An exact reproduction of the records is required, with all images left out.

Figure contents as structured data
··········

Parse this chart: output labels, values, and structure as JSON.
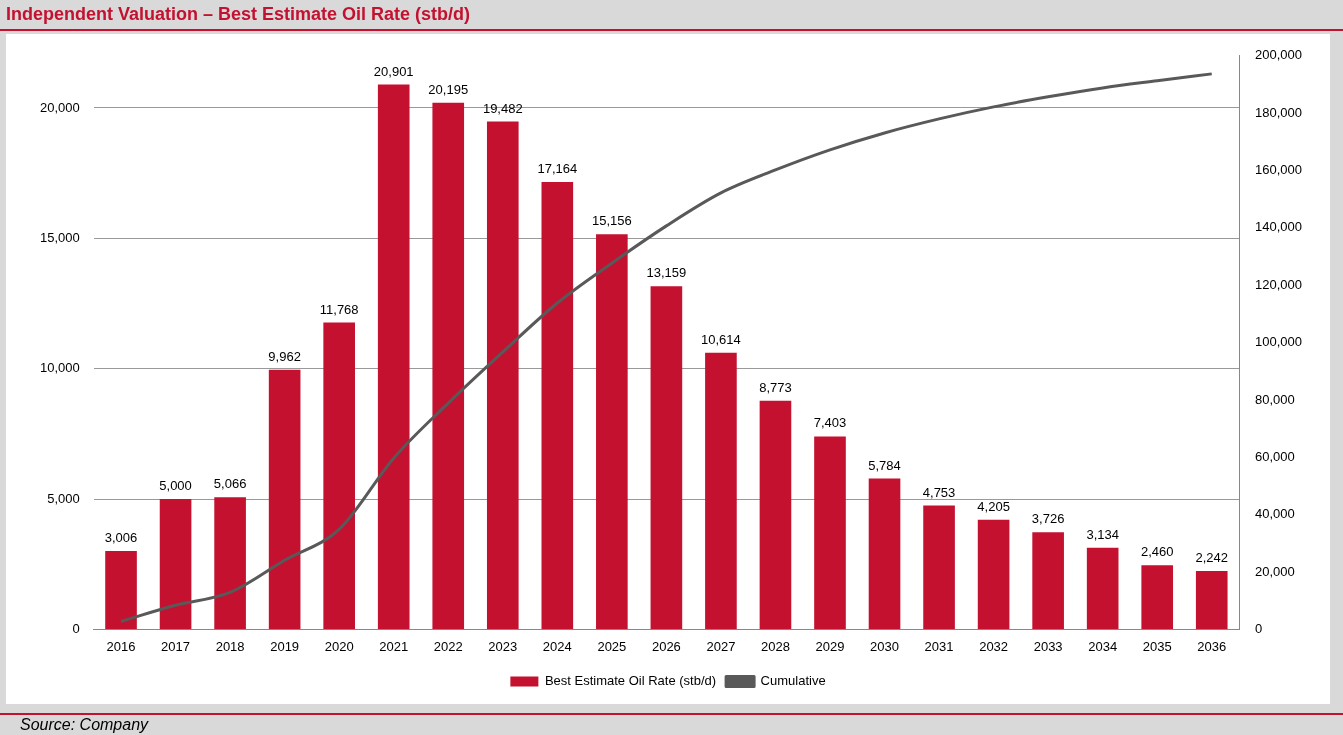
{
  "chart_data": {
    "type": "bar",
    "title": "Independent Valuation – Best Estimate Oil Rate (stb/d)",
    "categories": [
      "2016",
      "2017",
      "2018",
      "2019",
      "2020",
      "2021",
      "2022",
      "2023",
      "2024",
      "2025",
      "2026",
      "2027",
      "2028",
      "2029",
      "2030",
      "2031",
      "2032",
      "2033",
      "2034",
      "2035",
      "2036"
    ],
    "series": [
      {
        "name": "Best Estimate Oil Rate (stb/d)",
        "color": "#c3112f",
        "values": [
          3006,
          5000,
          5066,
          9962,
          11768,
          20901,
          20195,
          19482,
          17164,
          15156,
          13159,
          10614,
          8773,
          7403,
          5784,
          4753,
          4205,
          3726,
          3134,
          2460,
          2242
        ],
        "value_labels": [
          "3,006",
          "5,000",
          "5,066",
          "9,962",
          "11,768",
          "20,901",
          "20,195",
          "19,482",
          "17,164",
          "15,156",
          "13,159",
          "10,614",
          "8,773",
          "7,403",
          "5,784",
          "4,753",
          "4,205",
          "3,726",
          "3,134",
          "2,460",
          "2,242"
        ]
      },
      {
        "name": "Cumulative",
        "type": "line",
        "axis": "y2",
        "color": "#595959",
        "values": [
          2800,
          8400,
          12900,
          24100,
          34900,
          59700,
          78900,
          96700,
          113800,
          127700,
          140700,
          152200,
          160200,
          167200,
          173100,
          178000,
          182200,
          185700,
          188800,
          191300,
          193700
        ]
      }
    ],
    "ylim": [
      0,
      22000
    ],
    "yticks": [
      {
        "value": 0,
        "label": "0"
      },
      {
        "value": 5000,
        "label": "5,000"
      },
      {
        "value": 10000,
        "label": "10,000"
      },
      {
        "value": 15000,
        "label": "15,000"
      },
      {
        "value": 20000,
        "label": "20,000"
      }
    ],
    "y2lim": [
      0,
      200000
    ],
    "y2ticks": [
      {
        "value": 0,
        "label": "0"
      },
      {
        "value": 20000,
        "label": "20,000"
      },
      {
        "value": 40000,
        "label": "40,000"
      },
      {
        "value": 60000,
        "label": "60,000"
      },
      {
        "value": 80000,
        "label": "80,000"
      },
      {
        "value": 100000,
        "label": "100,000"
      },
      {
        "value": 120000,
        "label": "120,000"
      },
      {
        "value": 140000,
        "label": "140,000"
      },
      {
        "value": 160000,
        "label": "160,000"
      },
      {
        "value": 180000,
        "label": "180,000"
      },
      {
        "value": 200000,
        "label": "200,000"
      }
    ],
    "grid": "y",
    "legend": "bottom",
    "marker": "none",
    "line_style": "solid",
    "annotations": [
      "Source: Company"
    ]
  }
}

··········

▸ **Full solution**:
Parse this chart: output labels, values, and structure as JSON.
{
  "chart_data": {
    "type": "bar",
    "title": "Independent Valuation – Best Estimate Oil Rate (stb/d)",
    "categories": [
      "2016",
      "2017",
      "2018",
      "2019",
      "2020",
      "2021",
      "2022",
      "2023",
      "2024",
      "2025",
      "2026",
      "2027",
      "2028",
      "2029",
      "2030",
      "2031",
      "2032",
      "2033",
      "2034",
      "2035",
      "2036"
    ],
    "series": [
      {
        "name": "Best Estimate Oil Rate (stb/d)",
        "color": "#c3112f",
        "values": [
          3006,
          5000,
          5066,
          9962,
          11768,
          20901,
          20195,
          19482,
          17164,
          15156,
          13159,
          10614,
          8773,
          7403,
          5784,
          4753,
          4205,
          3726,
          3134,
          2460,
          2242
        ],
        "value_labels": [
          "3,006",
          "5,000",
          "5,066",
          "9,962",
          "11,768",
          "20,901",
          "20,195",
          "19,482",
          "17,164",
          "15,156",
          "13,159",
          "10,614",
          "8,773",
          "7,403",
          "5,784",
          "4,753",
          "4,205",
          "3,726",
          "3,134",
          "2,460",
          "2,242"
        ]
      },
      {
        "name": "Cumulative",
        "type": "line",
        "axis": "y2",
        "color": "#595959",
        "values": [
          2800,
          8400,
          12900,
          24100,
          34900,
          59700,
          78900,
          96700,
          113800,
          127700,
          140700,
          152200,
          160200,
          167200,
          173100,
          178000,
          182200,
          185700,
          188800,
          191300,
          193700
        ]
      }
    ],
    "ylim": [
      0,
      22000
    ],
    "yticks": [
      {
        "value": 0,
        "label": "0"
      },
      {
        "value": 5000,
        "label": "5,000"
      },
      {
        "value": 10000,
        "label": "10,000"
      },
      {
        "value": 15000,
        "label": "15,000"
      },
      {
        "value": 20000,
        "label": "20,000"
      }
    ],
    "y2lim": [
      0,
      200000
    ],
    "y2ticks": [
      {
        "value": 0,
        "label": "0"
      },
      {
        "value": 20000,
        "label": "20,000"
      },
      {
        "value": 40000,
        "label": "40,000"
      },
      {
        "value": 60000,
        "label": "60,000"
      },
      {
        "value": 80000,
        "label": "80,000"
      },
      {
        "value": 100000,
        "label": "100,000"
      },
      {
        "value": 120000,
        "label": "120,000"
      },
      {
        "value": 140000,
        "label": "140,000"
      },
      {
        "value": 160000,
        "label": "160,000"
      },
      {
        "value": 180000,
        "label": "180,000"
      },
      {
        "value": 200000,
        "label": "200,000"
      }
    ],
    "grid": "y",
    "legend": "bottom",
    "marker": "none",
    "line_style": "solid",
    "annotations": [
      "Source: Company"
    ]
  }
}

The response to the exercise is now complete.